___ DATA FOR THIS TASK

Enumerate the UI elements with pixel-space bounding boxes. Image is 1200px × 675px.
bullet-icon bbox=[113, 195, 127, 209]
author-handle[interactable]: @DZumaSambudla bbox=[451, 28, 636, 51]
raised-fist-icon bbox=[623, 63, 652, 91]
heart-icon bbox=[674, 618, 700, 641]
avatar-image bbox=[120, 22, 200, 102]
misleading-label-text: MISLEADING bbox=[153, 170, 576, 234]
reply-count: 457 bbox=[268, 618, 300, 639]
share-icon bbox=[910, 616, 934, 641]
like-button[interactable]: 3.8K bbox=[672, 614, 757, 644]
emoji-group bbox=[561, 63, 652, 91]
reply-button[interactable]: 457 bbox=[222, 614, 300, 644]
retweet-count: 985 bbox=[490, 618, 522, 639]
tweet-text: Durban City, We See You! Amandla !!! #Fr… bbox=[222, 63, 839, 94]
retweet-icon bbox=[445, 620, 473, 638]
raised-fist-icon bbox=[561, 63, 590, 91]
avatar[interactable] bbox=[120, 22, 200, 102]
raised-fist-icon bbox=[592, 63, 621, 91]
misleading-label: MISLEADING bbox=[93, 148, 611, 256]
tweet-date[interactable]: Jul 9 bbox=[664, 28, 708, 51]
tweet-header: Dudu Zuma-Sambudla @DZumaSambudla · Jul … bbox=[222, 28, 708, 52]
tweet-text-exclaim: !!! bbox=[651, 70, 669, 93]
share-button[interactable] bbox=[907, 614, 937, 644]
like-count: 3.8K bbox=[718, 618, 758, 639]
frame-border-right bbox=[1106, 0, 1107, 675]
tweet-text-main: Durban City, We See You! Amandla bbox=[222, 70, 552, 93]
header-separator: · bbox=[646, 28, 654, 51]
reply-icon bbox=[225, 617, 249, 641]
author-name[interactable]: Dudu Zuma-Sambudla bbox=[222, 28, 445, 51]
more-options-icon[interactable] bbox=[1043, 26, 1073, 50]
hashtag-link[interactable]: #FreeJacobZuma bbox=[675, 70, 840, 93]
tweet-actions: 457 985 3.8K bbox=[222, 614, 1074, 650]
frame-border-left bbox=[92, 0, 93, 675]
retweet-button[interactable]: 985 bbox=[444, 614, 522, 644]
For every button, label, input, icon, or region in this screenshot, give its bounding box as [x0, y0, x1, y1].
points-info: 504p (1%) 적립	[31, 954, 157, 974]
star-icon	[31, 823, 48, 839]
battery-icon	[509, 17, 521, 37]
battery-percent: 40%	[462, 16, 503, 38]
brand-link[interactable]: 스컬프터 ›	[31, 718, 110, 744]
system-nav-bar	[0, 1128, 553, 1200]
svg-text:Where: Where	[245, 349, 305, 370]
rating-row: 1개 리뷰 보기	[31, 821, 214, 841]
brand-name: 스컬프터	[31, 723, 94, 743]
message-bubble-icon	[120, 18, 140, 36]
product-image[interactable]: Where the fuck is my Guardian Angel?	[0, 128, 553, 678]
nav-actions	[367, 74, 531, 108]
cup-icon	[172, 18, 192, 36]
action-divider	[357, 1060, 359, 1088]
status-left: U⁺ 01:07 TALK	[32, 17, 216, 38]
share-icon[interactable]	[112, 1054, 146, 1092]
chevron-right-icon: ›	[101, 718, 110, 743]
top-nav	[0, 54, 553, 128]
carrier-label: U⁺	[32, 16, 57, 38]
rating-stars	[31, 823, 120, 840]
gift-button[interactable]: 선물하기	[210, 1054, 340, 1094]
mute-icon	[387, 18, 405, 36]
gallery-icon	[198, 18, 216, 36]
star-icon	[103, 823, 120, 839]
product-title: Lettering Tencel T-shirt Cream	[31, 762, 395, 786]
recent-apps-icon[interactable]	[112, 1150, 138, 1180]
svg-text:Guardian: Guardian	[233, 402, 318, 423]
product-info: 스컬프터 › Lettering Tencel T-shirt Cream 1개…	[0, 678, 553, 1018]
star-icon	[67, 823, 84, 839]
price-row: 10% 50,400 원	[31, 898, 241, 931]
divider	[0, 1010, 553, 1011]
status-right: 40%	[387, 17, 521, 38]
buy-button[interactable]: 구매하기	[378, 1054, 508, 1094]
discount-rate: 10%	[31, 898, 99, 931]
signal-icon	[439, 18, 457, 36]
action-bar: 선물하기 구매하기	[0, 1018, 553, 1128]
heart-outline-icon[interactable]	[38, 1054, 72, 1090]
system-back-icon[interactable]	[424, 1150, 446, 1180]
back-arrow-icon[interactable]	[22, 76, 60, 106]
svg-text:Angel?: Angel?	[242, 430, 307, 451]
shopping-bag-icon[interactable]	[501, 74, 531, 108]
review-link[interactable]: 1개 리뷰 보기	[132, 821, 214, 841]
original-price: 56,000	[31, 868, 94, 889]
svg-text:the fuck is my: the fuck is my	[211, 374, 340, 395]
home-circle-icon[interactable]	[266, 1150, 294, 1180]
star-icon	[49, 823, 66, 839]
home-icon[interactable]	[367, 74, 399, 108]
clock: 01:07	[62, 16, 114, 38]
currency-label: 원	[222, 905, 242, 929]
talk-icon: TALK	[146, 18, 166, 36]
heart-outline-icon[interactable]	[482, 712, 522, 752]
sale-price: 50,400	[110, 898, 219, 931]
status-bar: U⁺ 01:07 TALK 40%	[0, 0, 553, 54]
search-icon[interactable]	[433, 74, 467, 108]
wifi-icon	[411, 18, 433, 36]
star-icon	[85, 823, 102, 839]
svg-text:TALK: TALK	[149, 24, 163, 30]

______

- **OBJECTIVE**
Which lines of the data above contain the string "link"? Pick out each of them and copy it.

- **TASK RESPONSE**
hashtag-link[interactable]: #FreeJacobZuma bbox=[675, 70, 840, 93]
brand-link[interactable]: 스컬프터 ›	[31, 718, 110, 744]
review-link[interactable]: 1개 리뷰 보기	[132, 821, 214, 841]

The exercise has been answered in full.